_Task input:_
## Start
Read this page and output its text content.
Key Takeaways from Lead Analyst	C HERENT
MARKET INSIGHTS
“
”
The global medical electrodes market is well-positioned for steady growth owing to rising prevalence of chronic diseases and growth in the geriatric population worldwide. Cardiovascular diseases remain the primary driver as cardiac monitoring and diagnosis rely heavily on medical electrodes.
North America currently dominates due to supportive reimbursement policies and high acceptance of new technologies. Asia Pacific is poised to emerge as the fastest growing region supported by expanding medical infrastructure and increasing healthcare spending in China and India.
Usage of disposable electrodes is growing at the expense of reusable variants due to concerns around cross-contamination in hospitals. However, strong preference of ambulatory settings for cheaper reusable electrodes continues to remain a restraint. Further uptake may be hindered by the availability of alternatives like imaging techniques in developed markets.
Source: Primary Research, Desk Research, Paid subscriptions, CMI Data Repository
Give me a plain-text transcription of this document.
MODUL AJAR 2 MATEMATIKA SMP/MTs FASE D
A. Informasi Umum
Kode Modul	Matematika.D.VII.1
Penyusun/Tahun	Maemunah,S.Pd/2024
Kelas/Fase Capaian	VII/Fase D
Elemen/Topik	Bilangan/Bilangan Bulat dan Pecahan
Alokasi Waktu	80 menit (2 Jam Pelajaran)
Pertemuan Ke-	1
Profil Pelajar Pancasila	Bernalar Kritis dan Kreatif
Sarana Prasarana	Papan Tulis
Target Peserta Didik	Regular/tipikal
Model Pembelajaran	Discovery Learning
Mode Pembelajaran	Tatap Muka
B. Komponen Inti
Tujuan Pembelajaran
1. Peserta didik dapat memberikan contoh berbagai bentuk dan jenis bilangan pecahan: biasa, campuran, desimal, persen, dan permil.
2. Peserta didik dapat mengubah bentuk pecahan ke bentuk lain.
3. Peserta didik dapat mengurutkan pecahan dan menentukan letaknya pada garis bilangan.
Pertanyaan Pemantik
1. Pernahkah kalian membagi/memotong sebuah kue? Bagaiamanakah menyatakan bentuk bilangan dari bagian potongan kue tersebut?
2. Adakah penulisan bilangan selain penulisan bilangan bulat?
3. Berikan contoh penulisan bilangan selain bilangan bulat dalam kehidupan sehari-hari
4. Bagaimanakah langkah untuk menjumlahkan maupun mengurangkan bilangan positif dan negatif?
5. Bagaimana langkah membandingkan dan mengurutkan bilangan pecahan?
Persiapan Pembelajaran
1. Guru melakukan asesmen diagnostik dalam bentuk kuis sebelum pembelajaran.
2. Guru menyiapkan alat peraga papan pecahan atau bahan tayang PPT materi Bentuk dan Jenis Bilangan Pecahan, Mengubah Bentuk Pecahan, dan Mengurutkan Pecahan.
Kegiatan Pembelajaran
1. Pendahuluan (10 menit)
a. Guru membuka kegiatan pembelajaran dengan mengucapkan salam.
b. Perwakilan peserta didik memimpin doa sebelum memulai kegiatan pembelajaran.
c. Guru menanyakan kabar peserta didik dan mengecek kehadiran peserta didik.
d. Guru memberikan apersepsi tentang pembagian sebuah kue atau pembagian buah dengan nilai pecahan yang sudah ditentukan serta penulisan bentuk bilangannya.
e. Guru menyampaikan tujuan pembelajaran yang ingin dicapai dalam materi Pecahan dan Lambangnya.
## End
Your task is to repeat the data exactly; please include every line.

Read this page and output its text content.
Key Takeaways from Lead Analyst	C HERENT
MARKET INSIGHTS
“
”
The global medical electrodes market is well-positioned for steady growth owing to rising prevalence of chronic diseases and growth in the geriatric population worldwide. Cardiovascular diseases remain the primary driver as cardiac monitoring and diagnosis rely heavily on medical electrodes.
North America currently dominates due to supportive reimbursement policies and high acceptance of new technologies. Asia Pacific is poised to emerge as the fastest growing region supported by expanding medical infrastructure and increasing healthcare spending in China and India.
Usage of disposable electrodes is growing at the expense of reusable variants due to concerns around cross-contamination in hospitals. However, strong preference of ambulatory settings for cheaper reusable electrodes continues to remain a restraint. Further uptake may be hindered by the availability of alternatives like imaging techniques in developed markets.
Source: Primary Research, Desk Research, Paid subscriptions, CMI Data Repository
Give me a plain-text transcription of this document.
MODUL AJAR 2 MATEMATIKA SMP/MTs FASE D
A. Informasi Umum
Kode Modul	Matematika.D.VII.1
Penyusun/Tahun	Maemunah,S.Pd/2024
Kelas/Fase Capaian	VII/Fase D
Elemen/Topik	Bilangan/Bilangan Bulat dan Pecahan
Alokasi Waktu	80 menit (2 Jam Pelajaran)
Pertemuan Ke-	1
Profil Pelajar Pancasila	Bernalar Kritis dan Kreatif
Sarana Prasarana	Papan Tulis
Target Peserta Didik	Regular/tipikal
Model Pembelajaran	Discovery Learning
Mode Pembelajaran	Tatap Muka
B. Komponen Inti
Tujuan Pembelajaran
1. Peserta didik dapat memberikan contoh berbagai bentuk dan jenis bilangan pecahan: biasa, campuran, desimal, persen, dan permil.
2. Peserta didik dapat mengubah bentuk pecahan ke bentuk lain.
3. Peserta didik dapat mengurutkan pecahan dan menentukan letaknya pada garis bilangan.
Pertanyaan Pemantik
1. Pernahkah kalian membagi/memotong sebuah kue? Bagaiamanakah menyatakan bentuk bilangan dari bagian potongan kue tersebut?
2. Adakah penulisan bilangan selain penulisan bilangan bulat?
3. Berikan contoh penulisan bilangan selain bilangan bulat dalam kehidupan sehari-hari
4. Bagaimanakah langkah untuk menjumlahkan maupun mengurangkan bilangan positif dan negatif?
5. Bagaimana langkah membandingkan dan mengurutkan bilangan pecahan?
Persiapan Pembelajaran
1. Guru melakukan asesmen diagnostik dalam bentuk kuis sebelum pembelajaran.
2. Guru menyiapkan alat peraga papan pecahan atau bahan tayang PPT materi Bentuk dan Jenis Bilangan Pecahan, Mengubah Bentuk Pecahan, dan Mengurutkan Pecahan.
Kegiatan Pembelajaran
1. Pendahuluan (10 menit)
a. Guru membuka kegiatan pembelajaran dengan mengucapkan salam.
b. Perwakilan peserta didik memimpin doa sebelum memulai kegiatan pembelajaran.
c. Guru menanyakan kabar peserta didik dan mengecek kehadiran peserta didik.
d. Guru memberikan apersepsi tentang pembagian sebuah kue atau pembagian buah dengan nilai pecahan yang sudah ditentukan serta penulisan bentuk bilangannya.
e. Guru menyampaikan tujuan pembelajaran yang ingin dicapai dalam materi Pecahan dan Lambangnya.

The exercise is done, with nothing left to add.